------ Data to process ------

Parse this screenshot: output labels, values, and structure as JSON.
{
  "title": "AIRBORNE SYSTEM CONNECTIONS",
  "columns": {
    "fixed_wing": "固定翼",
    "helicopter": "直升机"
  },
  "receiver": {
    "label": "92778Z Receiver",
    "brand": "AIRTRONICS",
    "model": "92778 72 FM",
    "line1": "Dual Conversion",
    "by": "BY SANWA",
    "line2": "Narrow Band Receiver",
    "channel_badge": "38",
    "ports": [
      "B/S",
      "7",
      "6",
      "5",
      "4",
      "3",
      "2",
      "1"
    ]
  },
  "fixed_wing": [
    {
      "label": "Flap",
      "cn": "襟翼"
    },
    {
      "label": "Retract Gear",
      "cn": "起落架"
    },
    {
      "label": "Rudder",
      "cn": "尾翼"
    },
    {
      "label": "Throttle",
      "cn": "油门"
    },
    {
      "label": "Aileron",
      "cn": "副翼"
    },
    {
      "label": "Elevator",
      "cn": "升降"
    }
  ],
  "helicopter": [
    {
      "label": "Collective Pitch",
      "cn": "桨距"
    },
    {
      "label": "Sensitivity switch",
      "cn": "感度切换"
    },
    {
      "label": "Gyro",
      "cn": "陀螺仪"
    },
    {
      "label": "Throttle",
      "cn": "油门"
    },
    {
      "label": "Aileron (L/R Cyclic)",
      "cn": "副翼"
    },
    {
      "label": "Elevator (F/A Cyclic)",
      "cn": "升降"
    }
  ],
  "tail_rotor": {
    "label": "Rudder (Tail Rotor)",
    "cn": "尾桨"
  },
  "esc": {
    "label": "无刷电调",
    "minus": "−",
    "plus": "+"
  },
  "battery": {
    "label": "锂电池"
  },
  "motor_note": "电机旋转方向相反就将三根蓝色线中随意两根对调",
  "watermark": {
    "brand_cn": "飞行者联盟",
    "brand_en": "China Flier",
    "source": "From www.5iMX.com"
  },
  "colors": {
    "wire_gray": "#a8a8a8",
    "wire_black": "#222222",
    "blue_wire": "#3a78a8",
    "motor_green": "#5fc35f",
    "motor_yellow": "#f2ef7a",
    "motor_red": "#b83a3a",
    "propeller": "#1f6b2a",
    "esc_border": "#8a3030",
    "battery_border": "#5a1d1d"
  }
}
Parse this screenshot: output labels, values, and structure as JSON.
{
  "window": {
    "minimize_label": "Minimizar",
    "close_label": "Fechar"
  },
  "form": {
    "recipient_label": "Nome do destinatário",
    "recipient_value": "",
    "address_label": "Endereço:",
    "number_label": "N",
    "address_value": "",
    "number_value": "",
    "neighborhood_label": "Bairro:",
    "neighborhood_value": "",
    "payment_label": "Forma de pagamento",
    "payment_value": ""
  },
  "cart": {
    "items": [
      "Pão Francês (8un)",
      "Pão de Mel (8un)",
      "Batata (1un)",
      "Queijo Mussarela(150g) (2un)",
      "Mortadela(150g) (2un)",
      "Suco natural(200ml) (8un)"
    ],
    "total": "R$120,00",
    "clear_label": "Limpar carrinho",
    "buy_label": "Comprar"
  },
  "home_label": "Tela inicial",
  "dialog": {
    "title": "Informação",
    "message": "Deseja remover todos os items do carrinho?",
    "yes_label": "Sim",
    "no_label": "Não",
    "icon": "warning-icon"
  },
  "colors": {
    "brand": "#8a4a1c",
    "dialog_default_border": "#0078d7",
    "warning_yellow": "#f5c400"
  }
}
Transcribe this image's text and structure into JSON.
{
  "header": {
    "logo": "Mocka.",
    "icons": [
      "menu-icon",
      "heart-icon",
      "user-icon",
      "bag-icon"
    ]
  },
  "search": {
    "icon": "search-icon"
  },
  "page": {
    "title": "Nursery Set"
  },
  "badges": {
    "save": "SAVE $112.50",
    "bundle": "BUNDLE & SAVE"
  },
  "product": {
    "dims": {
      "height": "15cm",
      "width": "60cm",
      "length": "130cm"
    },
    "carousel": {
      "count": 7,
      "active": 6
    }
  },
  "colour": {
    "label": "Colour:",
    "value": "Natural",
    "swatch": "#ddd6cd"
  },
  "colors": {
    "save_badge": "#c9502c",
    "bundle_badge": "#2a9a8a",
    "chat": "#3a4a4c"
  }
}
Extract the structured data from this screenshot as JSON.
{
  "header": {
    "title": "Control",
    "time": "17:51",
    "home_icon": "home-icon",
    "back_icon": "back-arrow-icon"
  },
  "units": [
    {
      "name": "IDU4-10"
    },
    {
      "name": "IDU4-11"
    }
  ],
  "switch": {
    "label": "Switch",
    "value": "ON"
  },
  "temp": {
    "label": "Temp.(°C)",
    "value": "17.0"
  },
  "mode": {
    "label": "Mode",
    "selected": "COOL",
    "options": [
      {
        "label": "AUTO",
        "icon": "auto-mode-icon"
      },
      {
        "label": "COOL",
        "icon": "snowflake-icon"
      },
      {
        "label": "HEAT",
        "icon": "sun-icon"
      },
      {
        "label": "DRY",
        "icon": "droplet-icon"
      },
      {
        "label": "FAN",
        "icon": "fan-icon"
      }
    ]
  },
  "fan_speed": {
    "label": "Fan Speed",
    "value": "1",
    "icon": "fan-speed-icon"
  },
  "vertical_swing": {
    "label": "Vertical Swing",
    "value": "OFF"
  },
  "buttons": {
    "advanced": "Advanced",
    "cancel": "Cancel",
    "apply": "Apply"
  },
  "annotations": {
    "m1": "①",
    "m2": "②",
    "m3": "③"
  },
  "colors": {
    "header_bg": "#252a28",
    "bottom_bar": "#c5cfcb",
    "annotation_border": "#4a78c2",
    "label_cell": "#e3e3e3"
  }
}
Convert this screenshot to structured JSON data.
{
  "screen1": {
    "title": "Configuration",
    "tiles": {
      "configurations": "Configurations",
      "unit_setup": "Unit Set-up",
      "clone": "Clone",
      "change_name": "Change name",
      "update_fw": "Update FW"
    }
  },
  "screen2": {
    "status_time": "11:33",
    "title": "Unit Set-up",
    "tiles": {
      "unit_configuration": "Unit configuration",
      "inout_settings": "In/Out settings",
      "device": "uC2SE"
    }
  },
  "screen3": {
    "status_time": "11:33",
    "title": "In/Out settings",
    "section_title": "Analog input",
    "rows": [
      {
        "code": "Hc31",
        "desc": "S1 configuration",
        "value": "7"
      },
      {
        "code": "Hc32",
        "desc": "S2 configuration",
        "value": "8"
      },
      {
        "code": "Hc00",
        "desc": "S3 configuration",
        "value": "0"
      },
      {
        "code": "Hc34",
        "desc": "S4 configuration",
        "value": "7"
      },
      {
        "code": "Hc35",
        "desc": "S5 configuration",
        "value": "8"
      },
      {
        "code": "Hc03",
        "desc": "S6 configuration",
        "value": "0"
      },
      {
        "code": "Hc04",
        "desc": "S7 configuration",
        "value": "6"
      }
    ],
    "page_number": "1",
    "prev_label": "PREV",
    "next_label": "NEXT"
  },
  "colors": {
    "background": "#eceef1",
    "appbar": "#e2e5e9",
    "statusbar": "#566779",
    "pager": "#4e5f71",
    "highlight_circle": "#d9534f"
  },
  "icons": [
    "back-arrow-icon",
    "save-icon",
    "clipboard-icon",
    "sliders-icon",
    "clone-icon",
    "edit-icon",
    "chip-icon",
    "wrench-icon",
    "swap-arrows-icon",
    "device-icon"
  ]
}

------

* _Requirement_:
Write out every line of the data that holds the word "settings".

* _Finished task_:
      "inout_settings": "In/Out settings",
    "title": "In/Out settings",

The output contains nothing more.